Tasks to carry out:
A) Answer these questions from the excerpt on China's bond market:
(i) Which kind of banks does it say would probably suffer major market value losses and capital shortfalls?
(ii) Which bank failure does it call the largest in the US since the 2008 global financial crisis?
(iii) What did authorities begin warning about before trading volumes in longer-dated bonds collapsed?
B) Resume the article on China's bond market, picking up after its final sentence.

China’s new bubble sent tremors through Beijing

Banks, probably smaller regional banks, would have major market value losses and capital shortfalls.

This would be similar to what happened in the US, which caused the failure of a number of smaller banks, including the high-profile Silicon Valley Bank. Silicon Valley was the largest US bank failure since the 2008 global financial crisis.

Chinese insurers, which offer fixed returns, would also stress capital adequacy.

The risk perceived by the authorities in the bond market is therefore a threat to systemic stability that could produce a major domestic financial crisis.

In recent weeks, trading volumes in longer-dated bonds have collapsed to a fraction of their levels from earlier this month, after authorities began warning about “illegal” speculative trading.

It would not be in China’s interest for bond market activity to simply dry up completely – this in itself would have very significant implications for banking and systemic stability, given the key role that bond markets play within financial systems .

Recorded information:
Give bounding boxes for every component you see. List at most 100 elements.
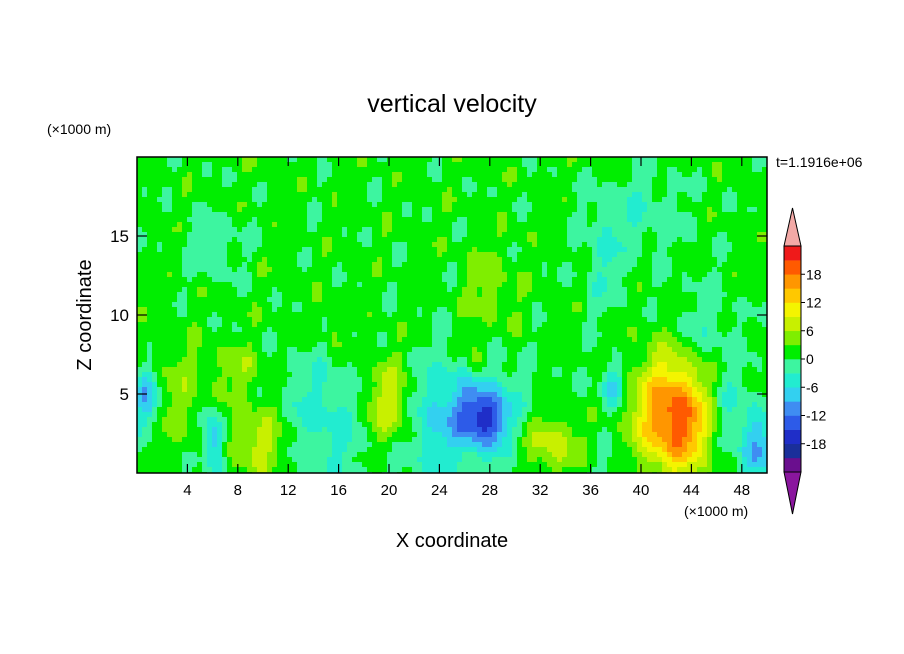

Per-task answers:
A)
(i) Smaller regional banks.
(ii) Silicon Valley Bank.
(iii) "Illegal" speculative trading.

B)
The PBOC is fighting a battle it can’t win in the market unless it and Beijing’s economic policymakers can find a way to win in the real economy.

It might seem a paradox that the authorities are struggling to raise bond yields, even as the PBOC has cut its policy rates – albeit short-term – in an attempt to boost lending and economic activity.

However, this paradox highlights the source of the problem.

The collapse of China’s housing market – the implosion of a previous bubble – in which prices continue to fall, has had a chilling effect on consumer and business confidence and on China’s economic growth, particularly activity in the domestic economy, which has essentially stagnated.

This has been reflected in a steady rate of inflation, factory gate prices that have fallen for almost two years and fears of deflation.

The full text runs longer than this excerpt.